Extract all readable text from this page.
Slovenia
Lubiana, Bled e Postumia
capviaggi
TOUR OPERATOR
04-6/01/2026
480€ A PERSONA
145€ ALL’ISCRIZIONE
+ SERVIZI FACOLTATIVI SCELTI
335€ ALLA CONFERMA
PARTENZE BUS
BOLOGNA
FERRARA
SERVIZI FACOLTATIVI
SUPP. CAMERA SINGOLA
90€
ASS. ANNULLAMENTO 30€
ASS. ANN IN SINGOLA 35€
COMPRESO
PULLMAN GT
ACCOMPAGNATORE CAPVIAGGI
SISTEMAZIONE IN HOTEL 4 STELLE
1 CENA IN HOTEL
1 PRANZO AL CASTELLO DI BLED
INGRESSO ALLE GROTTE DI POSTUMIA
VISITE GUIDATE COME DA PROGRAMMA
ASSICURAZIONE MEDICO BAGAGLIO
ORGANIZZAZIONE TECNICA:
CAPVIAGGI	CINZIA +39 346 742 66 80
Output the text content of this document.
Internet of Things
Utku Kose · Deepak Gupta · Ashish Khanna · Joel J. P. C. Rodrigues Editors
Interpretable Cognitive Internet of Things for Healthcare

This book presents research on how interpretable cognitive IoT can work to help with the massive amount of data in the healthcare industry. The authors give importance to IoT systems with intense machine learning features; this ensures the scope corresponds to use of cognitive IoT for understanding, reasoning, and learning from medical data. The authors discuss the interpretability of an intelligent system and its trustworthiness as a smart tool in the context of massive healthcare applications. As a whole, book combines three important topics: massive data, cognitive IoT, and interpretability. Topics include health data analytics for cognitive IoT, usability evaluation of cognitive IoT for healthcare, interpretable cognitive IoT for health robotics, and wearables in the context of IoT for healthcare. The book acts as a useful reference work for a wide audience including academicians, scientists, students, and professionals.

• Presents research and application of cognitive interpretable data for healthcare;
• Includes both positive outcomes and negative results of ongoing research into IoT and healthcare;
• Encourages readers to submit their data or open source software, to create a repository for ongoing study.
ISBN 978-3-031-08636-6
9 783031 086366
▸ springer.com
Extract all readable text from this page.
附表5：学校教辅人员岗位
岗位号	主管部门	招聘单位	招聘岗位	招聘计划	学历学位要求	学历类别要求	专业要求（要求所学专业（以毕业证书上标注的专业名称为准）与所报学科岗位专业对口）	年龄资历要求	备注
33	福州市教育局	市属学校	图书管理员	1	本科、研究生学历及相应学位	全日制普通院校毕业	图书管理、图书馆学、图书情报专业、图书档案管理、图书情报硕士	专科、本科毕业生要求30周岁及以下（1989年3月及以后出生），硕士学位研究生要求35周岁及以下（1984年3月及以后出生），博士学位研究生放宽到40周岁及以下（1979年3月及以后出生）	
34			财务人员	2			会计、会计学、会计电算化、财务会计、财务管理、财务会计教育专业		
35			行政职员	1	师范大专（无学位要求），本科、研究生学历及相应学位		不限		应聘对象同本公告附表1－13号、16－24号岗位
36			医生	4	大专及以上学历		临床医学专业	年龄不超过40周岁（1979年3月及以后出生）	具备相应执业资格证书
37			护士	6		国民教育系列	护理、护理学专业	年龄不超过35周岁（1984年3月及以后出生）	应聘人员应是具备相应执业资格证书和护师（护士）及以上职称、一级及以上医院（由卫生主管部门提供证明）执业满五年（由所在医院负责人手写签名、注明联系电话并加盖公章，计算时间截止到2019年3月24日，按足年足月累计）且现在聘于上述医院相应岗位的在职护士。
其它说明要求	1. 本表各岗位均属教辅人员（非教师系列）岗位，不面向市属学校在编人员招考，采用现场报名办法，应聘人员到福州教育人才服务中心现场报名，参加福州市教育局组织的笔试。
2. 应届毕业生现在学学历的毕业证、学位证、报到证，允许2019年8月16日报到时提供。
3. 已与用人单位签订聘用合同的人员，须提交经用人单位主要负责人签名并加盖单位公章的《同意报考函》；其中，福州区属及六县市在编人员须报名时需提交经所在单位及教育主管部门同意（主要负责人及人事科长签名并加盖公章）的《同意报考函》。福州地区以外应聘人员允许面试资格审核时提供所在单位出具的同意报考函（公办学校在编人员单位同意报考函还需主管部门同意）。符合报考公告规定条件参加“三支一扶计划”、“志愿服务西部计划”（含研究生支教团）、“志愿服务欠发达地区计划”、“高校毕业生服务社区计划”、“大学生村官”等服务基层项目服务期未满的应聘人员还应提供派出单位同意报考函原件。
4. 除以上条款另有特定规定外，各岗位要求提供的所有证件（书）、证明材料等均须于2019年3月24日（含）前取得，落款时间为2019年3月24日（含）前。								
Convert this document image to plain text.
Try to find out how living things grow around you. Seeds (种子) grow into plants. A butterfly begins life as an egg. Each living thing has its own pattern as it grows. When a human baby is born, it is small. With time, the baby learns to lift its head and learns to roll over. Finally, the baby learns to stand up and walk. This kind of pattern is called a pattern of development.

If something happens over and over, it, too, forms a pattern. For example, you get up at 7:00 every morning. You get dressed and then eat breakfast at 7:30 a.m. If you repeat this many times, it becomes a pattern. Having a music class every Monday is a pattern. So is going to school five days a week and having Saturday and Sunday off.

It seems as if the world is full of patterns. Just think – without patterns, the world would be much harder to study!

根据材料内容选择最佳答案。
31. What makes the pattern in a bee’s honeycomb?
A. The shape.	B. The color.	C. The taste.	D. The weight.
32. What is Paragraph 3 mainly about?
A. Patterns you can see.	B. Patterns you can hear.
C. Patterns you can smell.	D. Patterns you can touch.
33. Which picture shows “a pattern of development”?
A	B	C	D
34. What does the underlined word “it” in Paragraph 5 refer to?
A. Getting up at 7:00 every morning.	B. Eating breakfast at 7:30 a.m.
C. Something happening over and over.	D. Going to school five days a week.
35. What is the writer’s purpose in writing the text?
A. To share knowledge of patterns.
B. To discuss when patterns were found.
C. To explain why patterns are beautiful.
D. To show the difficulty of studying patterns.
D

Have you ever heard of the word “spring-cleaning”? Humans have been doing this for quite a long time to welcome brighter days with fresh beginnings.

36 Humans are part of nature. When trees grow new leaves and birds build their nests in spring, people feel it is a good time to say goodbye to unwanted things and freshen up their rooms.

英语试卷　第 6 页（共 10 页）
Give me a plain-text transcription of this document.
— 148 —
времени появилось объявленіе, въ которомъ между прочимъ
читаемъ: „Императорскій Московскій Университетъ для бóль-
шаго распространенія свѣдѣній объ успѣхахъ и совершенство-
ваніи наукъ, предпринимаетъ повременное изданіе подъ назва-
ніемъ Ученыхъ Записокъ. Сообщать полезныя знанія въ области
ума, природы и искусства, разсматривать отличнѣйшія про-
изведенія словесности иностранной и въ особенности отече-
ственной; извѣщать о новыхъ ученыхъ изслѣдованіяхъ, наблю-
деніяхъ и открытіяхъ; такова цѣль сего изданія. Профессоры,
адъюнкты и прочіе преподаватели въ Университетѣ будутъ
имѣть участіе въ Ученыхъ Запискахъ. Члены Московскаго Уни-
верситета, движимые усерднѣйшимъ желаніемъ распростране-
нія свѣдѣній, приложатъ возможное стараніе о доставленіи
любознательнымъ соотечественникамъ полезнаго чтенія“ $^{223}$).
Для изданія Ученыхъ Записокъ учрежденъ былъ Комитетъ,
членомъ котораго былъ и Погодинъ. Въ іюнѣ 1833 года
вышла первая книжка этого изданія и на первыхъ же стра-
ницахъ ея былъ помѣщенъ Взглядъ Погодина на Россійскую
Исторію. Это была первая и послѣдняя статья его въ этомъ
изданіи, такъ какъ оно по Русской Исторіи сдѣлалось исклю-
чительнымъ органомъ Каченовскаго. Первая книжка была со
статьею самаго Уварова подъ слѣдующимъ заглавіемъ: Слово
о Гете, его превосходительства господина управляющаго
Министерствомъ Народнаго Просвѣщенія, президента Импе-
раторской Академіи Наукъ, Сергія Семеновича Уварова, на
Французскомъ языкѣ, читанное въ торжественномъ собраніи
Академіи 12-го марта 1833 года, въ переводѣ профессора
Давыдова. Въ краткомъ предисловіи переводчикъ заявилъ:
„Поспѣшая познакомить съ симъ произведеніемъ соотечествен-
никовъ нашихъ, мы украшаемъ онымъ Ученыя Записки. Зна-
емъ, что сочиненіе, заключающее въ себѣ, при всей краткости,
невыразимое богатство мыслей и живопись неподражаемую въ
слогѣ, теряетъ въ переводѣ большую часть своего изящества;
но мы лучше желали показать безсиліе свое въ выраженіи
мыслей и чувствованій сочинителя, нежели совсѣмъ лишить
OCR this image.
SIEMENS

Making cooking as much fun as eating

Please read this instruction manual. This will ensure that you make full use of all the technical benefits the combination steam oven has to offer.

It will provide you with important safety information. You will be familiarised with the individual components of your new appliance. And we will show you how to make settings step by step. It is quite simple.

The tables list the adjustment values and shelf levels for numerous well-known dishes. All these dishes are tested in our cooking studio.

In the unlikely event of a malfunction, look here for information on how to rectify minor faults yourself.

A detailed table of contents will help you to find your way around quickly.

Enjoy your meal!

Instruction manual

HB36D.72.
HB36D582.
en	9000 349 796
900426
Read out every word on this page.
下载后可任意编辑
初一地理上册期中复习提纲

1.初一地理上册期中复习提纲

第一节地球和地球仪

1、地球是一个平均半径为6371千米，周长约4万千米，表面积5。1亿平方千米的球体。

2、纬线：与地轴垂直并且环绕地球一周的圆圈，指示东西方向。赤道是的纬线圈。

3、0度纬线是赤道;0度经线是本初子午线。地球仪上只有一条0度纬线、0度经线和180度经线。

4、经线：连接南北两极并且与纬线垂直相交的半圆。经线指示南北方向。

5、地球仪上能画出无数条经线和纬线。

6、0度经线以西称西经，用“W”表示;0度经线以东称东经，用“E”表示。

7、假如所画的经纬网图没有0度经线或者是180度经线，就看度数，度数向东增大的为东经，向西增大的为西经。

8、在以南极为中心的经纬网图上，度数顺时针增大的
....
- [WHAT THE TASK REQUIRES]:
Find the line containing "Read out every word on this page.", then output it and every line after it to the end of the data, exactly.

- [EXERCISE OUTPUT]:
Read out every word on this page.
下载后可任意编辑
初一地理上册期中复习提纲

1.初一地理上册期中复习提纲

第一节地球和地球仪

1、地球是一个平均半径为6371千米，周长约4万千米，表面积5。1亿平方千米的球体。

2、纬线：与地轴垂直并且环绕地球一周的圆圈，指示东西方向。赤道是的纬线圈。

3、0度纬线是赤道;0度经线是本初子午线。地球仪上只有一条0度纬线、0度经线和180度经线。

4、经线：连接南北两极并且与纬线垂直相交的半圆。经线指示南北方向。

5、地球仪上能画出无数条经线和纬线。

6、0度经线以西称西经，用“W”表示;0度经线以东称东经，用“E”表示。

7、假如所画的经纬网图没有0度经线或者是180度经线，就看度数，度数向东增大的为东经，向西增大的为西经。

8、在以南极为中心的经纬网图上，度数顺时针增大的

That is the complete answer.